-- Begin Extracted records --

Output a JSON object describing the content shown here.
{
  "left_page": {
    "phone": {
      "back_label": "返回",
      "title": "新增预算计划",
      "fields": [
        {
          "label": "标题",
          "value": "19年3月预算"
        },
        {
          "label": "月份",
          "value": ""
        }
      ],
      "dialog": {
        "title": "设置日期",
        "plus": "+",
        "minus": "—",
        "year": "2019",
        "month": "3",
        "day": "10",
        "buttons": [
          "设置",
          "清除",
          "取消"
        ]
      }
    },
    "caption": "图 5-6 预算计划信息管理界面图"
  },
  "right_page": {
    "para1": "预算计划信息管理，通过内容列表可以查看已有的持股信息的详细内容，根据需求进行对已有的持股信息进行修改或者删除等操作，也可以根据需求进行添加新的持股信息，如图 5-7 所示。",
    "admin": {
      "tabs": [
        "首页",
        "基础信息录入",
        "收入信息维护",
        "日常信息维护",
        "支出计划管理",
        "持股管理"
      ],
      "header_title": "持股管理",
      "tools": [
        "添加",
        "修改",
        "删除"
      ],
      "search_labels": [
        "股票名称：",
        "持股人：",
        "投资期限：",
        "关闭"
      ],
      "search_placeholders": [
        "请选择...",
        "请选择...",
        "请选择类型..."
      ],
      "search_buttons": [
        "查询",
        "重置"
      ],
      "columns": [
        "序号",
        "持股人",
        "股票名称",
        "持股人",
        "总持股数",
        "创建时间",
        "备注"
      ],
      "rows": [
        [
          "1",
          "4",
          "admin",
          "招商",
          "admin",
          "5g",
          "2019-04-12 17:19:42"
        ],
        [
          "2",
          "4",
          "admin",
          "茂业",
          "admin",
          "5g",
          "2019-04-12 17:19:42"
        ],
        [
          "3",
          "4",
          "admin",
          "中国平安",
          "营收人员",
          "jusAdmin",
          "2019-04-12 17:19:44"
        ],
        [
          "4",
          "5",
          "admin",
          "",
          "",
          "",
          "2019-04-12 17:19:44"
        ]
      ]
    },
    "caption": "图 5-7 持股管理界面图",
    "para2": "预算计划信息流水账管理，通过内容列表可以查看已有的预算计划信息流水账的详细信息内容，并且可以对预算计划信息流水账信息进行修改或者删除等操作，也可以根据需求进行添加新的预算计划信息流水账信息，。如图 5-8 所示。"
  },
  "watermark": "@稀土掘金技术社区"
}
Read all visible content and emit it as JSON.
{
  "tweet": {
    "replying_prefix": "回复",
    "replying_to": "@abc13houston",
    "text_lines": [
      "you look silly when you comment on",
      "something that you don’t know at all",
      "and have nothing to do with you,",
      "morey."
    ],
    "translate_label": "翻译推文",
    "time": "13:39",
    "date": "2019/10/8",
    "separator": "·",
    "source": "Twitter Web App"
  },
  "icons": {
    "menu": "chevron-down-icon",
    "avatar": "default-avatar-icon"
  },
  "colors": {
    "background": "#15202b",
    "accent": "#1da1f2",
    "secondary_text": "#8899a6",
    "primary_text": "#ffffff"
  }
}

-- End Extracted records --

Problem to work on. Retype nothing except the lines from the line holding "Read all visible content and emit it as JSON." through the last line of the entries, both included.

Answer.
Read all visible content and emit it as JSON.
{
  "tweet": {
    "replying_prefix": "回复",
    "replying_to": "@abc13houston",
    "text_lines": [
      "you look silly when you comment on",
      "something that you don’t know at all",
      "and have nothing to do with you,",
      "morey."
    ],
    "translate_label": "翻译推文",
    "time": "13:39",
    "date": "2019/10/8",
    "separator": "·",
    "source": "Twitter Web App"
  },
  "icons": {
    "menu": "chevron-down-icon",
    "avatar": "default-avatar-icon"
  },
  "colors": {
    "background": "#15202b",
    "accent": "#1da1f2",
    "secondary_text": "#8899a6",
    "primary_text": "#ffffff"
  }
}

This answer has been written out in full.